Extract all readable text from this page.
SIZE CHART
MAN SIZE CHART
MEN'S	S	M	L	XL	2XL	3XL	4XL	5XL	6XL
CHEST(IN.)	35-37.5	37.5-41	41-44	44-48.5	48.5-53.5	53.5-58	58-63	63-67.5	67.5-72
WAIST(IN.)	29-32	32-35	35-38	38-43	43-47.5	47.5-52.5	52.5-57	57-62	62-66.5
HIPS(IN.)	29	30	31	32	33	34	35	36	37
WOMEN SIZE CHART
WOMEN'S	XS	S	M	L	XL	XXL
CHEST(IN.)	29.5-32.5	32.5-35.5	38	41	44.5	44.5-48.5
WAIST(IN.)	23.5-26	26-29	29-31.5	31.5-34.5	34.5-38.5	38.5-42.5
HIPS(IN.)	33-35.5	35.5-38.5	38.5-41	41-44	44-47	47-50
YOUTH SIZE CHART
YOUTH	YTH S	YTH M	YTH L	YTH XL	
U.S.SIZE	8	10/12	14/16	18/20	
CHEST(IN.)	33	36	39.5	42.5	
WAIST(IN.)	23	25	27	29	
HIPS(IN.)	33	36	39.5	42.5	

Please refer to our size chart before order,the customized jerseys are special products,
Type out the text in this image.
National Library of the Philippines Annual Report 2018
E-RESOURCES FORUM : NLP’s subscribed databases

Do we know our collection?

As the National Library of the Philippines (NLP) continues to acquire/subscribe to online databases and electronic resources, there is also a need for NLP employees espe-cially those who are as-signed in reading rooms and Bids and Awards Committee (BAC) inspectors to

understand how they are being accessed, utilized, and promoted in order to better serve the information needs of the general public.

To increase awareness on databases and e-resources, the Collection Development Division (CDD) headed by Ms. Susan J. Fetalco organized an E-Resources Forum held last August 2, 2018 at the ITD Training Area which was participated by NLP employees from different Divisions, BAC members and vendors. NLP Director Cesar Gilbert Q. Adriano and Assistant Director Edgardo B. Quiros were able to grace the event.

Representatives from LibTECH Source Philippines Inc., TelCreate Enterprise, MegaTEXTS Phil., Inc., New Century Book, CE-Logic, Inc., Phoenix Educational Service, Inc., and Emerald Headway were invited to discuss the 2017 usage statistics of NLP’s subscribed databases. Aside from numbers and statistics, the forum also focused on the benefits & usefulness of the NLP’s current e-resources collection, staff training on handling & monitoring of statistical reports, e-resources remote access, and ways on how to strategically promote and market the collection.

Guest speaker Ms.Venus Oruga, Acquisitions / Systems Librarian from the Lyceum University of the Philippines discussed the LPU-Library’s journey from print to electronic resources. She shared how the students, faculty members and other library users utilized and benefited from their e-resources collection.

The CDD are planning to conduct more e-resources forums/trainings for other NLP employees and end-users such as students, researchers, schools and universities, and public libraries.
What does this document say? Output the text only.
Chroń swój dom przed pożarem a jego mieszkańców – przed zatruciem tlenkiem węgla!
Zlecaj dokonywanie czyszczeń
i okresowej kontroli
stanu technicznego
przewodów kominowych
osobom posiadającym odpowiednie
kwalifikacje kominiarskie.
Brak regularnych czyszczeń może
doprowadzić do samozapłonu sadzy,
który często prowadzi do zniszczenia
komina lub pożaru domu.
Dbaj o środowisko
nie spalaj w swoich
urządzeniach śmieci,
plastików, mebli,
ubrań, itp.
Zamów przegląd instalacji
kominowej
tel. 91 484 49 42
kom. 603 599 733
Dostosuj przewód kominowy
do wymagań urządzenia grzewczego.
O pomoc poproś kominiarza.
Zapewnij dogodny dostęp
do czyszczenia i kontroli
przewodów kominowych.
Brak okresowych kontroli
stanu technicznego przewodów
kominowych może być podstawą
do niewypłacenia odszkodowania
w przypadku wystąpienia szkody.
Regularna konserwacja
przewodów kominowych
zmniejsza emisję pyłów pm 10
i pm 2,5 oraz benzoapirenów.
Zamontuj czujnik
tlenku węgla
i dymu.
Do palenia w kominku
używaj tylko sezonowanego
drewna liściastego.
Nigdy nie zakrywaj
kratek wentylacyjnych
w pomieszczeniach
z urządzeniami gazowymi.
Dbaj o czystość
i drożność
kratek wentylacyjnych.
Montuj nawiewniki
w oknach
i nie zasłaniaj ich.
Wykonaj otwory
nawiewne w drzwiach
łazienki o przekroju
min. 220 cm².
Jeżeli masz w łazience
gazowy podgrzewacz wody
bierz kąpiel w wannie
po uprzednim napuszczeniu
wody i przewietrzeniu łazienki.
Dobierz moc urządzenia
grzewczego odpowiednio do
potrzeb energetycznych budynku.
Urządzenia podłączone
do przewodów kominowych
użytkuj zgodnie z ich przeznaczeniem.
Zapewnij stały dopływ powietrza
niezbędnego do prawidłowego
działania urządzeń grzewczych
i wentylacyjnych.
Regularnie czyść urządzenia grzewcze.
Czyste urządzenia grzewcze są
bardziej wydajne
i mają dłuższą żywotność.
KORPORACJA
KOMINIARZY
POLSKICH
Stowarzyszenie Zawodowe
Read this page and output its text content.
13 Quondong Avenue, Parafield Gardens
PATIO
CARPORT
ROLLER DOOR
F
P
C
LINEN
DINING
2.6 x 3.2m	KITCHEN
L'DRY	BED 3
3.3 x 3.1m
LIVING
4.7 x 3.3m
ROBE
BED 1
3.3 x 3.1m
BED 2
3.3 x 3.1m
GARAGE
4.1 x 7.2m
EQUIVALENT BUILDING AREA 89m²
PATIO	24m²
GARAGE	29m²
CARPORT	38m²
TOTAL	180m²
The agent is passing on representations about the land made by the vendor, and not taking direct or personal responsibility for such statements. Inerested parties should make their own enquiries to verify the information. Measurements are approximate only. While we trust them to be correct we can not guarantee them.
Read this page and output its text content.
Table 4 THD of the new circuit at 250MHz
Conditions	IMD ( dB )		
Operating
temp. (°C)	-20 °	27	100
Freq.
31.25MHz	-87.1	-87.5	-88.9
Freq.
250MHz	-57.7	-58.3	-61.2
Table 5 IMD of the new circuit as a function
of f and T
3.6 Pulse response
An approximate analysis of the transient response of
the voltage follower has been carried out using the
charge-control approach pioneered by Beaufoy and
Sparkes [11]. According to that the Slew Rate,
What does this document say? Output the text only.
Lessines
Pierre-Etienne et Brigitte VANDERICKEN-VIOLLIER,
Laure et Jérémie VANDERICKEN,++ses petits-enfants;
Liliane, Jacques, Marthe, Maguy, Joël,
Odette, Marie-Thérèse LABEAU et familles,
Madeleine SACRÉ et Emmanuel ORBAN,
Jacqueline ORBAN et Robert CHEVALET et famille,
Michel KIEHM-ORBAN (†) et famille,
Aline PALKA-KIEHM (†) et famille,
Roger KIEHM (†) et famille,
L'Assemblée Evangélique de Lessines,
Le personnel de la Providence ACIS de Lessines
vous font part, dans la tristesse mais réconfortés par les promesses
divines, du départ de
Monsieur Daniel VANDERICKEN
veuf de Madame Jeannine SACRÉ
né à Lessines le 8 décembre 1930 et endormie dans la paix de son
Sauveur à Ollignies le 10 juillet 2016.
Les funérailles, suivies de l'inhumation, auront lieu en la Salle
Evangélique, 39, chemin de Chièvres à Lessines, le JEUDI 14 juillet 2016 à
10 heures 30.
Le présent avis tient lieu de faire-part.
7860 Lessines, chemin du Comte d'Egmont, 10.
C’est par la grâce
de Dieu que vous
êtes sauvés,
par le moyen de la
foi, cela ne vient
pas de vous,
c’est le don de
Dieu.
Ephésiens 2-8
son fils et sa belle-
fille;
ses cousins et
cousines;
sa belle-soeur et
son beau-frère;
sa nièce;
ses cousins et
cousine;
○ ○ ○
Do this — Recopy the entries above in their entirety, exactly.

Complete output —
Extract all readable text from this page.
SIZE CHART
MAN SIZE CHART
MEN'S	S	M	L	XL	2XL	3XL	4XL	5XL	6XL
CHEST(IN.)	35-37.5	37.5-41	41-44	44-48.5	48.5-53.5	53.5-58	58-63	63-67.5	67.5-72
WAIST(IN.)	29-32	32-35	35-38	38-43	43-47.5	47.5-52.5	52.5-57	57-62	62-66.5
HIPS(IN.)	29	30	31	32	33	34	35	36	37
WOMEN SIZE CHART
WOMEN'S	XS	S	M	L	XL	XXL
CHEST(IN.)	29.5-32.5	32.5-35.5	38	41	44.5	44.5-48.5
WAIST(IN.)	23.5-26	26-29	29-31.5	31.5-34.5	34.5-38.5	38.5-42.5
HIPS(IN.)	33-35.5	35.5-38.5	38.5-41	41-44	44-47	47-50
YOUTH SIZE CHART
YOUTH	YTH S	YTH M	YTH L	YTH XL	
U.S.SIZE	8	10/12	14/16	18/20	
CHEST(IN.)	33	36	39.5	42.5	
WAIST(IN.)	23	25	27	29	
HIPS(IN.)	33	36	39.5	42.5	

Please refer to our size chart before order,the customized jerseys are special products,
Type out the text in this image.
National Library of the Philippines Annual Report 2018
E-RESOURCES FORUM : NLP’s subscribed databases

Do we know our collection?

As the National Library of the Philippines (NLP) continues to acquire/subscribe to online databases and electronic resources, there is also a need for NLP employees espe-cially those who are as-signed in reading rooms and Bids and Awards Committee (BAC) inspectors to

understand how they are being accessed, utilized, and promoted in order to better serve the information needs of the general public.

To increase awareness on databases and e-resources, the Collection Development Division (CDD) headed by Ms. Susan J. Fetalco organized an E-Resources Forum held last August 2, 2018 at the ITD Training Area which was participated by NLP employees from different Divisions, BAC members and vendors. NLP Director Cesar Gilbert Q. Adriano and Assistant Director Edgardo B. Quiros were able to grace the event.

Representatives from LibTECH Source Philippines Inc., TelCreate Enterprise, MegaTEXTS Phil., Inc., New Century Book, CE-Logic, Inc., Phoenix Educational Service, Inc., and Emerald Headway were invited to discuss the 2017 usage statistics of NLP’s subscribed databases. Aside from numbers and statistics, the forum also focused on the benefits & usefulness of the NLP’s current e-resources collection, staff training on handling & monitoring of statistical reports, e-resources remote access, and ways on how to strategically promote and market the collection.

Guest speaker Ms.Venus Oruga, Acquisitions / Systems Librarian from the Lyceum University of the Philippines discussed the LPU-Library’s journey from print to electronic resources. She shared how the students, faculty members and other library users utilized and benefited from their e-resources collection.

The CDD are planning to conduct more e-resources forums/trainings for other NLP employees and end-users such as students, researchers, schools and universities, and public libraries.
What does this document say? Output the text only.
Chroń swój dom przed pożarem a jego mieszkańców – przed zatruciem tlenkiem węgla!
Zlecaj dokonywanie czyszczeń
i okresowej kontroli
stanu technicznego
przewodów kominowych
osobom posiadającym odpowiednie
kwalifikacje kominiarskie.
Brak regularnych czyszczeń może
doprowadzić do samozapłonu sadzy,
który często prowadzi do zniszczenia
komina lub pożaru domu.
Dbaj o środowisko
nie spalaj w swoich
urządzeniach śmieci,
plastików, mebli,
ubrań, itp.
Zamów przegląd instalacji
kominowej
tel. 91 484 49 42
kom. 603 599 733
Dostosuj przewód kominowy
do wymagań urządzenia grzewczego.
O pomoc poproś kominiarza.
Zapewnij dogodny dostęp
do czyszczenia i kontroli
przewodów kominowych.
Brak okresowych kontroli
stanu technicznego przewodów
kominowych może być podstawą
do niewypłacenia odszkodowania
w przypadku wystąpienia szkody.
Regularna konserwacja
przewodów kominowych
zmniejsza emisję pyłów pm 10
i pm 2,5 oraz benzoapirenów.
Zamontuj czujnik
tlenku węgla
i dymu.
Do palenia w kominku
używaj tylko sezonowanego
drewna liściastego.
Nigdy nie zakrywaj
kratek wentylacyjnych
w pomieszczeniach
z urządzeniami gazowymi.
Dbaj o czystość
i drożność
kratek wentylacyjnych.
Montuj nawiewniki
w oknach
i nie zasłaniaj ich.
Wykonaj otwory
nawiewne w drzwiach
łazienki o przekroju
min. 220 cm².
Jeżeli masz w łazience
gazowy podgrzewacz wody
bierz kąpiel w wannie
po uprzednim napuszczeniu
wody i przewietrzeniu łazienki.
Dobierz moc urządzenia
grzewczego odpowiednio do
potrzeb energetycznych budynku.
Urządzenia podłączone
do przewodów kominowych
użytkuj zgodnie z ich przeznaczeniem.
Zapewnij stały dopływ powietrza
niezbędnego do prawidłowego
działania urządzeń grzewczych
i wentylacyjnych.
Regularnie czyść urządzenia grzewcze.
Czyste urządzenia grzewcze są
bardziej wydajne
i mają dłuższą żywotność.
KORPORACJA
KOMINIARZY
POLSKICH
Stowarzyszenie Zawodowe
Read this page and output its text content.
13 Quondong Avenue, Parafield Gardens
PATIO
CARPORT
ROLLER DOOR
F
P
C
LINEN
DINING
2.6 x 3.2m	KITCHEN
L'DRY	BED 3
3.3 x 3.1m
LIVING
4.7 x 3.3m
ROBE
BED 1
3.3 x 3.1m
BED 2
3.3 x 3.1m
GARAGE
4.1 x 7.2m
EQUIVALENT BUILDING AREA 89m²
PATIO	24m²
GARAGE	29m²
CARPORT	38m²
TOTAL	180m²
The agent is passing on representations about the land made by the vendor, and not taking direct or personal responsibility for such statements. Inerested parties should make their own enquiries to verify the information. Measurements are approximate only. While we trust them to be correct we can not guarantee them.
Read this page and output its text content.
Table 4 THD of the new circuit at 250MHz
Conditions	IMD ( dB )		
Operating
temp. (°C)	-20 °	27	100
Freq.
31.25MHz	-87.1	-87.5	-88.9
Freq.
250MHz	-57.7	-58.3	-61.2
Table 5 IMD of the new circuit as a function
of f and T
3.6 Pulse response
An approximate analysis of the transient response of
the voltage follower has been carried out using the
charge-control approach pioneered by Beaufoy and
Sparkes [11]. According to that the Slew Rate,
What does this document say? Output the text only.
Lessines
Pierre-Etienne et Brigitte VANDERICKEN-VIOLLIER,
Laure et Jérémie VANDERICKEN,++ses petits-enfants;
Liliane, Jacques, Marthe, Maguy, Joël,
Odette, Marie-Thérèse LABEAU et familles,
Madeleine SACRÉ et Emmanuel ORBAN,
Jacqueline ORBAN et Robert CHEVALET et famille,
Michel KIEHM-ORBAN (†) et famille,
Aline PALKA-KIEHM (†) et famille,
Roger KIEHM (†) et famille,
L'Assemblée Evangélique de Lessines,
Le personnel de la Providence ACIS de Lessines
vous font part, dans la tristesse mais réconfortés par les promesses
divines, du départ de
Monsieur Daniel VANDERICKEN
veuf de Madame Jeannine SACRÉ
né à Lessines le 8 décembre 1930 et endormie dans la paix de son
Sauveur à Ollignies le 10 juillet 2016.
Les funérailles, suivies de l'inhumation, auront lieu en la Salle
Evangélique, 39, chemin de Chièvres à Lessines, le JEUDI 14 juillet 2016 à
10 heures 30.
Le présent avis tient lieu de faire-part.
7860 Lessines, chemin du Comte d'Egmont, 10.
C’est par la grâce
de Dieu que vous
êtes sauvés,
par le moyen de la
foi, cela ne vient
pas de vous,
c’est le don de
Dieu.
Ephésiens 2-8
son fils et sa belle-
fille;
ses cousins et
cousines;
sa belle-soeur et
son beau-frère;
sa nièce;
ses cousins et
cousine;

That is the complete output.